PROVIDED INFORMATION ::
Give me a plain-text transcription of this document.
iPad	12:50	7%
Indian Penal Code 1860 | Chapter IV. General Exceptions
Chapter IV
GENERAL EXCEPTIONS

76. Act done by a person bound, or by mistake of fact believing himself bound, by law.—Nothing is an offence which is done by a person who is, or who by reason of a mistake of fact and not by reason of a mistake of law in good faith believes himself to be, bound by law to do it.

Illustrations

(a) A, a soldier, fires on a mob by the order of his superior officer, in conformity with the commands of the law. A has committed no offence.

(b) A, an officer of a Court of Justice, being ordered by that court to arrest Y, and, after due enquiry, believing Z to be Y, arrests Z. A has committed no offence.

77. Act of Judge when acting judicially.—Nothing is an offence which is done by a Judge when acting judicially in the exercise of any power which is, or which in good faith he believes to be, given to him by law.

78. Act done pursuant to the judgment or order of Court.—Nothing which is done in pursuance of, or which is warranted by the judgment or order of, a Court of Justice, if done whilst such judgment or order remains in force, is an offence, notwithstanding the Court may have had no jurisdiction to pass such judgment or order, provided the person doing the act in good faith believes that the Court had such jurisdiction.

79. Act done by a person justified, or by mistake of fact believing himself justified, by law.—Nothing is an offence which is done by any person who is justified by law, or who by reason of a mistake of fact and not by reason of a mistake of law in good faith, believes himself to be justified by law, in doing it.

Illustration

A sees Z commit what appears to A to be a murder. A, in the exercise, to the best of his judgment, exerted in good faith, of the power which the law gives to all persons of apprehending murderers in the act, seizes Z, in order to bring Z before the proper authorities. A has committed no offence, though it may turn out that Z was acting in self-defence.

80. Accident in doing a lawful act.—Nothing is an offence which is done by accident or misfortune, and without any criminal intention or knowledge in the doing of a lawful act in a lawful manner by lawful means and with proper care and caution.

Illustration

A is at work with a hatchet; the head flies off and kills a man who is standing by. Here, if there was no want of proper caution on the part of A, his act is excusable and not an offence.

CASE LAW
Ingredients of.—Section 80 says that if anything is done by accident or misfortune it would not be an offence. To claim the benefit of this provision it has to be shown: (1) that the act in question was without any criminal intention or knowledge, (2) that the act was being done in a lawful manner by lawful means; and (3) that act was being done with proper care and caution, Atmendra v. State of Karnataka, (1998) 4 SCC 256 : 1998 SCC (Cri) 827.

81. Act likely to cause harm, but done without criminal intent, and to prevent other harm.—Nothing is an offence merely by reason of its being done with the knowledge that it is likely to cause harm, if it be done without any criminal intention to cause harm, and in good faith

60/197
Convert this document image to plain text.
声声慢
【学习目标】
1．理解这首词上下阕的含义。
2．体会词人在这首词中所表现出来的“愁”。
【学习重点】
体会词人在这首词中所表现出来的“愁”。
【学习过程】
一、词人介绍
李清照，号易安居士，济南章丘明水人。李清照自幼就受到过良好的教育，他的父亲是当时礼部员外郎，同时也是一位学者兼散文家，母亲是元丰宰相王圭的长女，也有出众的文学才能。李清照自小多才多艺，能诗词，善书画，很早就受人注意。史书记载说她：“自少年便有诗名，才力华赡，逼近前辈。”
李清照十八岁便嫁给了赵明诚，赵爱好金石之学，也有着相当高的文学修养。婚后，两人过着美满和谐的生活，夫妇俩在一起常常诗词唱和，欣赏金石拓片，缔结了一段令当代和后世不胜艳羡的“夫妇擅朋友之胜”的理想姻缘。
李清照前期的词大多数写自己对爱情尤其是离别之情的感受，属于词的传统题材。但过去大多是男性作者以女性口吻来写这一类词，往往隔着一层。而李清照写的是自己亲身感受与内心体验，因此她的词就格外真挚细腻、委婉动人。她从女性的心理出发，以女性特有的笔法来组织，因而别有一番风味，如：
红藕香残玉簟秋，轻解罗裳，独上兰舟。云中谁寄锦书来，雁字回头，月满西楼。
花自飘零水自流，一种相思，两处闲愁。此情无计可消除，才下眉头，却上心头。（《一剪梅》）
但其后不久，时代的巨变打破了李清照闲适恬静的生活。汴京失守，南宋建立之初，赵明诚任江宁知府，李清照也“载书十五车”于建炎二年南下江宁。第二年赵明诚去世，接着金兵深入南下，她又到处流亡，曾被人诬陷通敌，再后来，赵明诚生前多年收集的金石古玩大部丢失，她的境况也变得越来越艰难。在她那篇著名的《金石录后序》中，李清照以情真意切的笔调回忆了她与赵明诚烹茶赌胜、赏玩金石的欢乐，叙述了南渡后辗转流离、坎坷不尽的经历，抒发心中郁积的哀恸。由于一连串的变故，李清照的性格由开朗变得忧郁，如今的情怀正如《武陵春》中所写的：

CHALLENGE ::
Copy out each line of the data where the string "plain" appears.

THE OUTPUT ::
Give me a plain-text transcription of this document.
Convert this document image to plain text.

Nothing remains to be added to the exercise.